• [What the task requires] Emit the data below verbatim, stripping out any pictures.

• [Entries supplied]
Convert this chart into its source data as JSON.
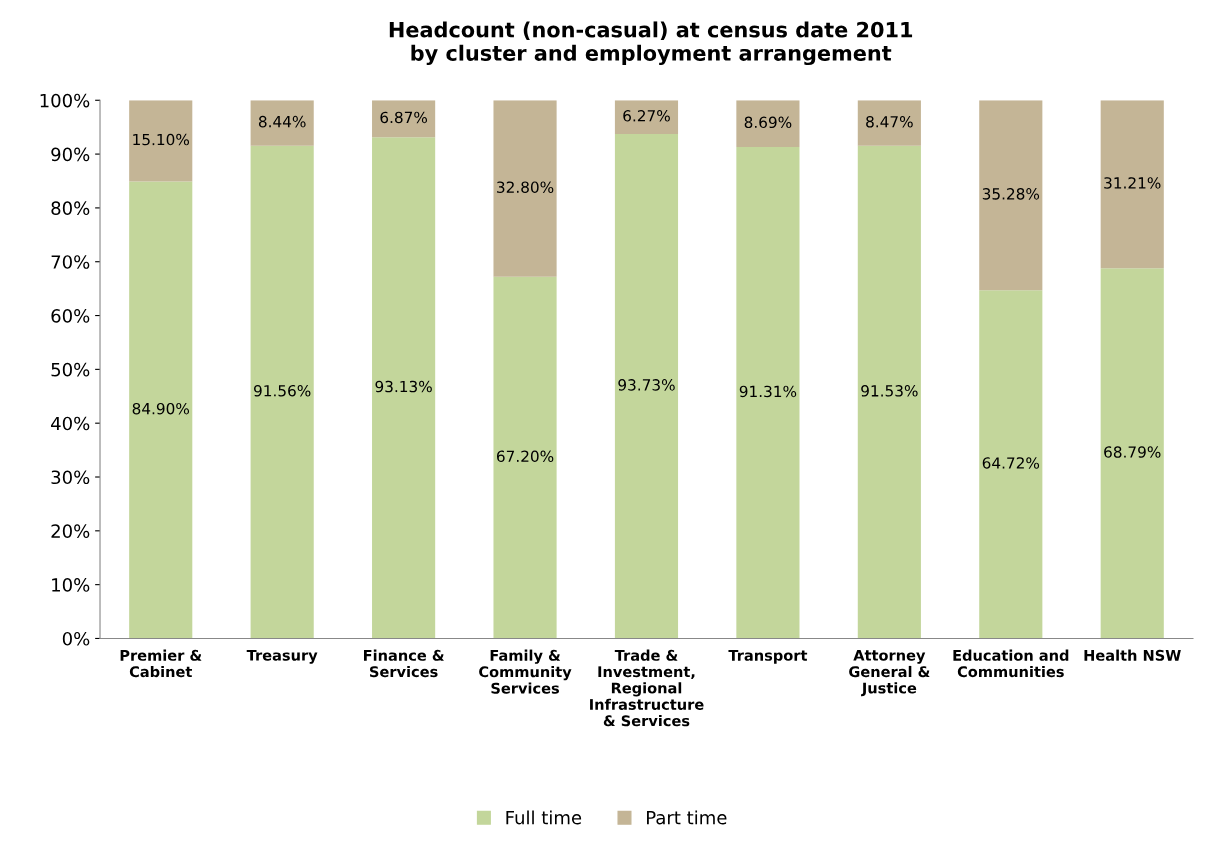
{
  "chart_data": {
    "type": "bar",
    "stacked": true,
    "title": "Headcount (non-casual) at census date 2011\nby cluster and employment arrangement",
    "categories": [
      "Premier &\nCabinet",
      "Treasury",
      "Finance &\nServices",
      "Family &\nCommunity\nServices",
      "Trade &\nInvestment,\nRegional\nInfrastructure\n& Services",
      "Transport",
      "Attorney\nGeneral &\nJustice",
      "Education and\nCommunities",
      "Health NSW"
    ],
    "series": [
      {
        "name": "Full time",
        "color": "#c3d69b",
        "values": [
          84.9,
          91.56,
          93.13,
          67.2,
          93.73,
          91.31,
          91.53,
          64.72,
          68.79
        ],
        "value_labels": [
          "84.90%",
          "91.56%",
          "93.13%",
          "67.20%",
          "93.73%",
          "91.31%",
          "91.53%",
          "64.72%",
          "68.79%"
        ]
      },
      {
        "name": "Part time",
        "color": "#c4b596",
        "values": [
          15.1,
          8.44,
          6.87,
          32.8,
          6.27,
          8.69,
          8.47,
          35.28,
          31.21
        ],
        "value_labels": [
          "15.10%",
          "8.44%",
          "6.87%",
          "32.80%",
          "6.27%",
          "8.69%",
          "8.47%",
          "35.28%",
          "31.21%"
        ]
      }
    ],
    "ylim": [
      0,
      100
    ],
    "yticks": [
      {
        "value": 0,
        "label": "0%"
      },
      {
        "value": 10,
        "label": "10%"
      },
      {
        "value": 20,
        "label": "20%"
      },
      {
        "value": 30,
        "label": "30%"
      },
      {
        "value": 40,
        "label": "40%"
      },
      {
        "value": 50,
        "label": "50%"
      },
      {
        "value": 60,
        "label": "60%"
      },
      {
        "value": 70,
        "label": "70%"
      },
      {
        "value": 80,
        "label": "80%"
      },
      {
        "value": 90,
        "label": "90%"
      },
      {
        "value": 100,
        "label": "100%"
      }
    ],
    "grid": false,
    "legend": "bottom"
  }
}
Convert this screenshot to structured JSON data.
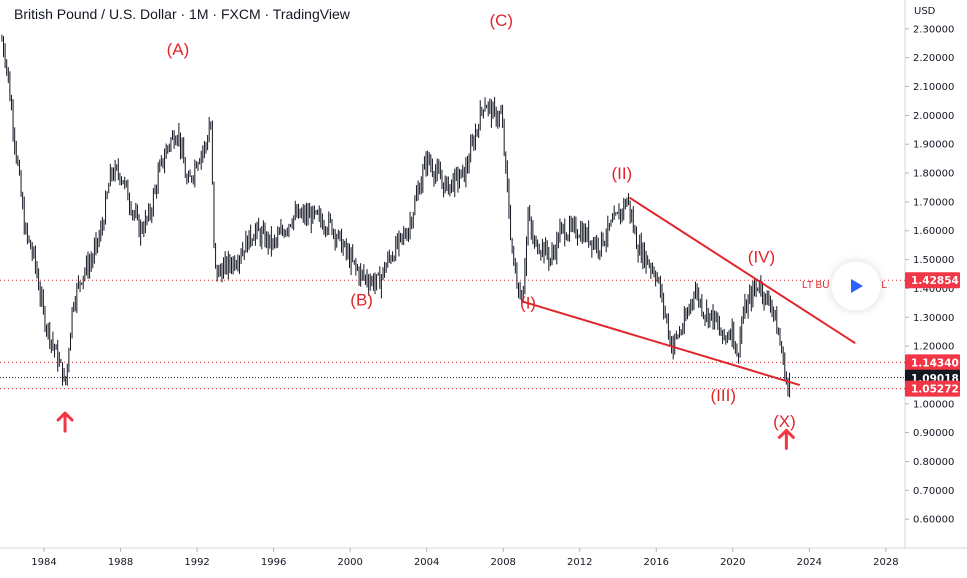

• [The result]
Convert this chart into its source data as JSON.
{
  "chart_data": {
    "type": "bar",
    "stacked": true,
    "title": "Headcount (non-casual) at census date 2011\nby cluster and employment arrangement",
    "categories": [
      "Premier &\nCabinet",
      "Treasury",
      "Finance &\nServices",
      "Family &\nCommunity\nServices",
      "Trade &\nInvestment,\nRegional\nInfrastructure\n& Services",
      "Transport",
      "Attorney\nGeneral &\nJustice",
      "Education and\nCommunities",
      "Health NSW"
    ],
    "series": [
      {
        "name": "Full time",
        "color": "#c3d69b",
        "values": [
          84.9,
          91.56,
          93.13,
          67.2,
          93.73,
          91.31,
          91.53,
          64.72,
          68.79
        ],
        "value_labels": [
          "84.90%",
          "91.56%",
          "93.13%",
          "67.20%",
          "93.73%",
          "91.31%",
          "91.53%",
          "64.72%",
          "68.79%"
        ]
      },
      {
        "name": "Part time",
        "color": "#c4b596",
        "values": [
          15.1,
          8.44,
          6.87,
          32.8,
          6.27,
          8.69,
          8.47,
          35.28,
          31.21
        ],
        "value_labels": [
          "15.10%",
          "8.44%",
          "6.87%",
          "32.80%",
          "6.27%",
          "8.69%",
          "8.47%",
          "35.28%",
          "31.21%"
        ]
      }
    ],
    "ylim": [
      0,
      100
    ],
    "yticks": [
      {
        "value": 0,
        "label": "0%"
      },
      {
        "value": 10,
        "label": "10%"
      },
      {
        "value": 20,
        "label": "20%"
      },
      {
        "value": 30,
        "label": "30%"
      },
      {
        "value": 40,
        "label": "40%"
      },
      {
        "value": 50,
        "label": "50%"
      },
      {
        "value": 60,
        "label": "60%"
      },
      {
        "value": 70,
        "label": "70%"
      },
      {
        "value": 80,
        "label": "80%"
      },
      {
        "value": 90,
        "label": "90%"
      },
      {
        "value": 100,
        "label": "100%"
      }
    ],
    "grid": false,
    "legend": "bottom"
  }
}
Convert this screenshot to structured JSON data.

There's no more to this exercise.